Each entry below is to be printed verbatim.
**** TASK MATERIAL
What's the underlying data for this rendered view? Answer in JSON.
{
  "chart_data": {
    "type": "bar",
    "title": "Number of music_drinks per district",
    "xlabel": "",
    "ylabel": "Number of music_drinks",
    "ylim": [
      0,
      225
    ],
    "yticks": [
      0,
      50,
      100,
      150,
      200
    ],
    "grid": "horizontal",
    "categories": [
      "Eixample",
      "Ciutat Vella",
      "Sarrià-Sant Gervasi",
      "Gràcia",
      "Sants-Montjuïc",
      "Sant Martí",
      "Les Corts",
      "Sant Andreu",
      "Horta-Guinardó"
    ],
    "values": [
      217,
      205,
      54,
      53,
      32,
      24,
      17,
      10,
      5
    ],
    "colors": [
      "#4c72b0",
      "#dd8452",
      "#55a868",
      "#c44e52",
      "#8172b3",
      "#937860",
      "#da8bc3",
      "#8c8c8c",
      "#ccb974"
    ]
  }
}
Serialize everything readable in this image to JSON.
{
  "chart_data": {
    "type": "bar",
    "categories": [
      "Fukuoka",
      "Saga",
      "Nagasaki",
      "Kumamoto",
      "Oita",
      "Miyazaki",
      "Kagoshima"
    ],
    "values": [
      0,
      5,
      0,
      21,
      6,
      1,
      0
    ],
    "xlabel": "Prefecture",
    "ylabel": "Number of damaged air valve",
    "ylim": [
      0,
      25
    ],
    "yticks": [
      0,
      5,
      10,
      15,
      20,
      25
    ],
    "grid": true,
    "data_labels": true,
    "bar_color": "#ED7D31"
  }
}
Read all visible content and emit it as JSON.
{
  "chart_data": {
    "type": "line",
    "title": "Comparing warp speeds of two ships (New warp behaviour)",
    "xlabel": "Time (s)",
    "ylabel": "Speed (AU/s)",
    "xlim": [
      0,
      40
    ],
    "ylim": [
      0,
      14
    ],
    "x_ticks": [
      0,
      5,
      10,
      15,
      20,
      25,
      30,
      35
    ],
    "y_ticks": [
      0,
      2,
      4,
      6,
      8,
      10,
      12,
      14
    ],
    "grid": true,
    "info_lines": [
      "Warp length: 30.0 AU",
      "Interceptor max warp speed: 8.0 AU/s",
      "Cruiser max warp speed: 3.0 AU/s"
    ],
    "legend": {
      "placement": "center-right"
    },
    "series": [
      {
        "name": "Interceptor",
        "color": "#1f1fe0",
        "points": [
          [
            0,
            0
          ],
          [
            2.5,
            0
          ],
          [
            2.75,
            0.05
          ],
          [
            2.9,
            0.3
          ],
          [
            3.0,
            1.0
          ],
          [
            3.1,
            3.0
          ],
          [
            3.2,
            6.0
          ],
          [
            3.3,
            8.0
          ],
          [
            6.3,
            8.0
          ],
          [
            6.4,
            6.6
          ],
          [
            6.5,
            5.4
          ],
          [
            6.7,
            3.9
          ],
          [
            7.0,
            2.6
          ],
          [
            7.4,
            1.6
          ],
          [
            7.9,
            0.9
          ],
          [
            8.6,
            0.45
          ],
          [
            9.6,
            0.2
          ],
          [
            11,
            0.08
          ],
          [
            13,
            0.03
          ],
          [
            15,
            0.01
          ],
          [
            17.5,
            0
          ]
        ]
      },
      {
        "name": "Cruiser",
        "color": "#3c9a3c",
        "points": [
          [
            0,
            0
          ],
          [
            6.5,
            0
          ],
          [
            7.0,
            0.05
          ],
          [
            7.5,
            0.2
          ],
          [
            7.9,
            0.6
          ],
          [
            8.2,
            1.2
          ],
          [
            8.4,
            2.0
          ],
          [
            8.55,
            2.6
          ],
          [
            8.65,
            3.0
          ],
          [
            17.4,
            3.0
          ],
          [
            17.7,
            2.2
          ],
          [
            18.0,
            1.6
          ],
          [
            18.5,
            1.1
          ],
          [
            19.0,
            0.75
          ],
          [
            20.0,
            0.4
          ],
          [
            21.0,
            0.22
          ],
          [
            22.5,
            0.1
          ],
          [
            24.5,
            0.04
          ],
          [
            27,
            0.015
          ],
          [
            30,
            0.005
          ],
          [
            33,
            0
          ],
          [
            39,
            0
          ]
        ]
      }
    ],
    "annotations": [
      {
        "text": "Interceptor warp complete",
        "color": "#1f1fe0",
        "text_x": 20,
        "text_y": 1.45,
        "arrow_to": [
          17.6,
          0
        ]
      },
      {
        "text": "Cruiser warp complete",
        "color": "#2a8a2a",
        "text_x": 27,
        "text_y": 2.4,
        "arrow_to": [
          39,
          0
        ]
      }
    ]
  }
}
********
▶ _EXERCISE RESULT_
What's the underlying data for this rendered view? Answer in JSON.
{
  "chart_data": {
    "type": "bar",
    "title": "Number of music_drinks per district",
    "xlabel": "",
    "ylabel": "Number of music_drinks",
    "ylim": [
      0,
      225
    ],
    "yticks": [
      0,
      50,
      100,
      150,
      200
    ],
    "grid": "horizontal",
    "categories": [
      "Eixample",
      "Ciutat Vella",
      "Sarrià-Sant Gervasi",
      "Gràcia",
      "Sants-Montjuïc",
      "Sant Martí",
      "Les Corts",
      "Sant Andreu",
      "Horta-Guinardó"
    ],
    "values": [
      217,
      205,
      54,
      53,
      32,
      24,
      17,
      10,
      5
    ],
    "colors": [
      "#4c72b0",
      "#dd8452",
      "#55a868",
      "#c44e52",
      "#8172b3",
      "#937860",
      "#da8bc3",
      "#8c8c8c",
      "#ccb974"
    ]
  }
}
Serialize everything readable in this image to JSON.
{
  "chart_data": {
    "type": "bar",
    "categories": [
      "Fukuoka",
      "Saga",
      "Nagasaki",
      "Kumamoto",
      "Oita",
      "Miyazaki",
      "Kagoshima"
    ],
    "values": [
      0,
      5,
      0,
      21,
      6,
      1,
      0
    ],
    "xlabel": "Prefecture",
    "ylabel": "Number of damaged air valve",
    "ylim": [
      0,
      25
    ],
    "yticks": [
      0,
      5,
      10,
      15,
      20,
      25
    ],
    "grid": true,
    "data_labels": true,
    "bar_color": "#ED7D31"
  }
}
Read all visible content and emit it as JSON.
{
  "chart_data": {
    "type": "line",
    "title": "Comparing warp speeds of two ships (New warp behaviour)",
    "xlabel": "Time (s)",
    "ylabel": "Speed (AU/s)",
    "xlim": [
      0,
      40
    ],
    "ylim": [
      0,
      14
    ],
    "x_ticks": [
      0,
      5,
      10,
      15,
      20,
      25,
      30,
      35
    ],
    "y_ticks": [
      0,
      2,
      4,
      6,
      8,
      10,
      12,
      14
    ],
    "grid": true,
    "info_lines": [
      "Warp length: 30.0 AU",
      "Interceptor max warp speed: 8.0 AU/s",
      "Cruiser max warp speed: 3.0 AU/s"
    ],
    "legend": {
      "placement": "center-right"
    },
    "series": [
      {
        "name": "Interceptor",
        "color": "#1f1fe0",
        "points": [
          [
            0,
            0
          ],
          [
            2.5,
            0
          ],
          [
            2.75,
            0.05
          ],
          [
            2.9,
            0.3
          ],
          [
            3.0,
            1.0
          ],
          [
            3.1,
            3.0
          ],
          [
            3.2,
            6.0
          ],
          [
            3.3,
            8.0
          ],
          [
            6.3,
            8.0
          ],
          [
            6.4,
            6.6
          ],
          [
            6.5,
            5.4
          ],
          [
            6.7,
            3.9
          ],
          [
            7.0,
            2.6
          ],
          [
            7.4,
            1.6
          ],
          [
            7.9,
            0.9
          ],
          [
            8.6,
            0.45
          ],
          [
            9.6,
            0.2
          ],
          [
            11,
            0.08
          ],
          [
            13,
            0.03
          ],
          [
            15,
            0.01
          ],
          [
            17.5,
            0
          ]
        ]
      },
      {
        "name": "Cruiser",
        "color": "#3c9a3c",
        "points": [
          [
            0,
            0
          ],
          [
            6.5,
            0
          ],
          [
            7.0,
            0.05
          ],
          [
            7.5,
            0.2
          ],
          [
            7.9,
            0.6
          ],
          [
            8.2,
            1.2
          ],
          [
            8.4,
            2.0
          ],
          [
            8.55,
            2.6
          ],
          [
            8.65,
            3.0
          ],
          [
            17.4,
            3.0
          ],
          [
            17.7,
            2.2
          ],
          [
            18.0,
            1.6
          ],
          [
            18.5,
            1.1
          ],
          [
            19.0,
            0.75
          ],
          [
            20.0,
            0.4
          ],
          [
            21.0,
            0.22
          ],
          [
            22.5,
            0.1
          ],
          [
            24.5,
            0.04
          ],
          [
            27,
            0.015
          ],
          [
            30,
            0.005
          ],
          [
            33,
            0
          ],
          [
            39,
            0
          ]
        ]
      }
    ],
    "annotations": [
      {
        "text": "Interceptor warp complete",
        "color": "#1f1fe0",
        "text_x": 20,
        "text_y": 1.45,
        "arrow_to": [
          17.6,
          0
        ]
      },
      {
        "text": "Cruiser warp complete",
        "color": "#2a8a2a",
        "text_x": 27,
        "text_y": 2.4,
        "arrow_to": [
          39,
          0
        ]
      }
    ]
  }
}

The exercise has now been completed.